# Written exercise:
Restate the records below word for word.

# Recorded information:
>>>>

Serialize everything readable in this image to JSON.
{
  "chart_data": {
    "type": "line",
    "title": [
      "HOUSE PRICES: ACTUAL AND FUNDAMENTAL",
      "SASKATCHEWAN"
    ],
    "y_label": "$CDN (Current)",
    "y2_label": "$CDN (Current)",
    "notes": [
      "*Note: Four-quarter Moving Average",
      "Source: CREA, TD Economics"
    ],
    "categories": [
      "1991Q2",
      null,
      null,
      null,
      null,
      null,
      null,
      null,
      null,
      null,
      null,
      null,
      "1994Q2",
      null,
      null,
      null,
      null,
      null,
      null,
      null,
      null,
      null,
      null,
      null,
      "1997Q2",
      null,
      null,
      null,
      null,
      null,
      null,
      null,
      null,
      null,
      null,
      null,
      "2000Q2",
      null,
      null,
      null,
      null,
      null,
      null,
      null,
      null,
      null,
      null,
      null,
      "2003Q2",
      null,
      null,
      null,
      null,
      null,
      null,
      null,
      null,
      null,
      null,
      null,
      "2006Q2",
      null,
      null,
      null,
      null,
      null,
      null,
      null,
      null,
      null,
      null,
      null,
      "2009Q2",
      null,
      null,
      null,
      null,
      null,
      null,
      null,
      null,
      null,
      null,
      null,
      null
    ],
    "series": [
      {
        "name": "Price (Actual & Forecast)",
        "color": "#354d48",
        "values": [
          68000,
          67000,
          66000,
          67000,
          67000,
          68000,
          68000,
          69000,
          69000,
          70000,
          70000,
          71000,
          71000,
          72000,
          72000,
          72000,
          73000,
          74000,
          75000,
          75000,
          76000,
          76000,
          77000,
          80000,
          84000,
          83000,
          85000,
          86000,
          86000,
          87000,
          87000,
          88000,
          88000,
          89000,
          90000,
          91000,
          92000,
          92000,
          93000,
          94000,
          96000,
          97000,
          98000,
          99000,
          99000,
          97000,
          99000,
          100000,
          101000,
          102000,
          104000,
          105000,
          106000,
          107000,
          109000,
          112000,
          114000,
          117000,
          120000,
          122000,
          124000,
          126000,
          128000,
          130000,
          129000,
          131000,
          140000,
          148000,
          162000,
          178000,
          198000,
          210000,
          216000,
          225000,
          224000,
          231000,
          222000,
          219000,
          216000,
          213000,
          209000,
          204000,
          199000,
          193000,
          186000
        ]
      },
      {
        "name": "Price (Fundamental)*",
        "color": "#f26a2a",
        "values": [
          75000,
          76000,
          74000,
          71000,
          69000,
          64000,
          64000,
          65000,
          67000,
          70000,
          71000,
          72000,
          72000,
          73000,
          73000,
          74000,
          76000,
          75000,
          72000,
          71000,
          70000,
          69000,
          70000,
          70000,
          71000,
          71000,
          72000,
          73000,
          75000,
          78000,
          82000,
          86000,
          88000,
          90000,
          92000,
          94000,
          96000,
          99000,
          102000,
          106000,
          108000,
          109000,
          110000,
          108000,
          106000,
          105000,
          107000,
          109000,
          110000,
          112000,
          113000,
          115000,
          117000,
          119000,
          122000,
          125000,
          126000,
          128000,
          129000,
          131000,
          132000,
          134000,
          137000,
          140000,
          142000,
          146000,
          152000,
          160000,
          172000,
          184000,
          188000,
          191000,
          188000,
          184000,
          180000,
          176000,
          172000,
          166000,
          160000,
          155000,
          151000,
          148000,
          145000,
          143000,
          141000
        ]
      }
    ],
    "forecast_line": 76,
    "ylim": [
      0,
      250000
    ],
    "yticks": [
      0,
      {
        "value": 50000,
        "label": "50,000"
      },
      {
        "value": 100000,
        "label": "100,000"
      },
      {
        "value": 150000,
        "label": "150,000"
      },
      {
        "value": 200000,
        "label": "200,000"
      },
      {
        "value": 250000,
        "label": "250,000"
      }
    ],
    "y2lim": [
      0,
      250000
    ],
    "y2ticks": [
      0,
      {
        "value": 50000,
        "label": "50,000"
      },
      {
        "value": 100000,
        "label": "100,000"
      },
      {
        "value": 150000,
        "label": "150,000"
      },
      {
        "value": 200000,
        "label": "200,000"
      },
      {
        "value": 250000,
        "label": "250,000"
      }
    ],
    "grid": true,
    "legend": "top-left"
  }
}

<<<<

# Task result:
Serialize everything readable in this image to JSON.
{
  "chart_data": {
    "type": "line",
    "title": [
      "HOUSE PRICES: ACTUAL AND FUNDAMENTAL",
      "SASKATCHEWAN"
    ],
    "y_label": "$CDN (Current)",
    "y2_label": "$CDN (Current)",
    "notes": [
      "*Note: Four-quarter Moving Average",
      "Source: CREA, TD Economics"
    ],
    "categories": [
      "1991Q2",
      null,
      null,
      null,
      null,
      null,
      null,
      null,
      null,
      null,
      null,
      null,
      "1994Q2",
      null,
      null,
      null,
      null,
      null,
      null,
      null,
      null,
      null,
      null,
      null,
      "1997Q2",
      null,
      null,
      null,
      null,
      null,
      null,
      null,
      null,
      null,
      null,
      null,
      "2000Q2",
      null,
      null,
      null,
      null,
      null,
      null,
      null,
      null,
      null,
      null,
      null,
      "2003Q2",
      null,
      null,
      null,
      null,
      null,
      null,
      null,
      null,
      null,
      null,
      null,
      "2006Q2",
      null,
      null,
      null,
      null,
      null,
      null,
      null,
      null,
      null,
      null,
      null,
      "2009Q2",
      null,
      null,
      null,
      null,
      null,
      null,
      null,
      null,
      null,
      null,
      null,
      null
    ],
    "series": [
      {
        "name": "Price (Actual & Forecast)",
        "color": "#354d48",
        "values": [
          68000,
          67000,
          66000,
          67000,
          67000,
          68000,
          68000,
          69000,
          69000,
          70000,
          70000,
          71000,
          71000,
          72000,
          72000,
          72000,
          73000,
          74000,
          75000,
          75000,
          76000,
          76000,
          77000,
          80000,
          84000,
          83000,
          85000,
          86000,
          86000,
          87000,
          87000,
          88000,
          88000,
          89000,
          90000,
          91000,
          92000,
          92000,
          93000,
          94000,
          96000,
          97000,
          98000,
          99000,
          99000,
          97000,
          99000,
          100000,
          101000,
          102000,
          104000,
          105000,
          106000,
          107000,
          109000,
          112000,
          114000,
          117000,
          120000,
          122000,
          124000,
          126000,
          128000,
          130000,
          129000,
          131000,
          140000,
          148000,
          162000,
          178000,
          198000,
          210000,
          216000,
          225000,
          224000,
          231000,
          222000,
          219000,
          216000,
          213000,
          209000,
          204000,
          199000,
          193000,
          186000
        ]
      },
      {
        "name": "Price (Fundamental)*",
        "color": "#f26a2a",
        "values": [
          75000,
          76000,
          74000,
          71000,
          69000,
          64000,
          64000,
          65000,
          67000,
          70000,
          71000,
          72000,
          72000,
          73000,
          73000,
          74000,
          76000,
          75000,
          72000,
          71000,
          70000,
          69000,
          70000,
          70000,
          71000,
          71000,
          72000,
          73000,
          75000,
          78000,
          82000,
          86000,
          88000,
          90000,
          92000,
          94000,
          96000,
          99000,
          102000,
          106000,
          108000,
          109000,
          110000,
          108000,
          106000,
          105000,
          107000,
          109000,
          110000,
          112000,
          113000,
          115000,
          117000,
          119000,
          122000,
          125000,
          126000,
          128000,
          129000,
          131000,
          132000,
          134000,
          137000,
          140000,
          142000,
          146000,
          152000,
          160000,
          172000,
          184000,
          188000,
          191000,
          188000,
          184000,
          180000,
          176000,
          172000,
          166000,
          160000,
          155000,
          151000,
          148000,
          145000,
          143000,
          141000
        ]
      }
    ],
    "forecast_line": 76,
    "ylim": [
      0,
      250000
    ],
    "yticks": [
      0,
      {
        "value": 50000,
        "label": "50,000"
      },
      {
        "value": 100000,
        "label": "100,000"
      },
      {
        "value": 150000,
        "label": "150,000"
      },
      {
        "value": 200000,
        "label": "200,000"
      },
      {
        "value": 250000,
        "label": "250,000"
      }
    ],
    "y2lim": [
      0,
      250000
    ],
    "y2ticks": [
      0,
      {
        "value": 50000,
        "label": "50,000"
      },
      {
        "value": 100000,
        "label": "100,000"
      },
      {
        "value": 150000,
        "label": "150,000"
      },
      {
        "value": 200000,
        "label": "200,000"
      },
      {
        "value": 250000,
        "label": "250,000"
      }
    ],
    "grid": true,
    "legend": "top-left"
  }
}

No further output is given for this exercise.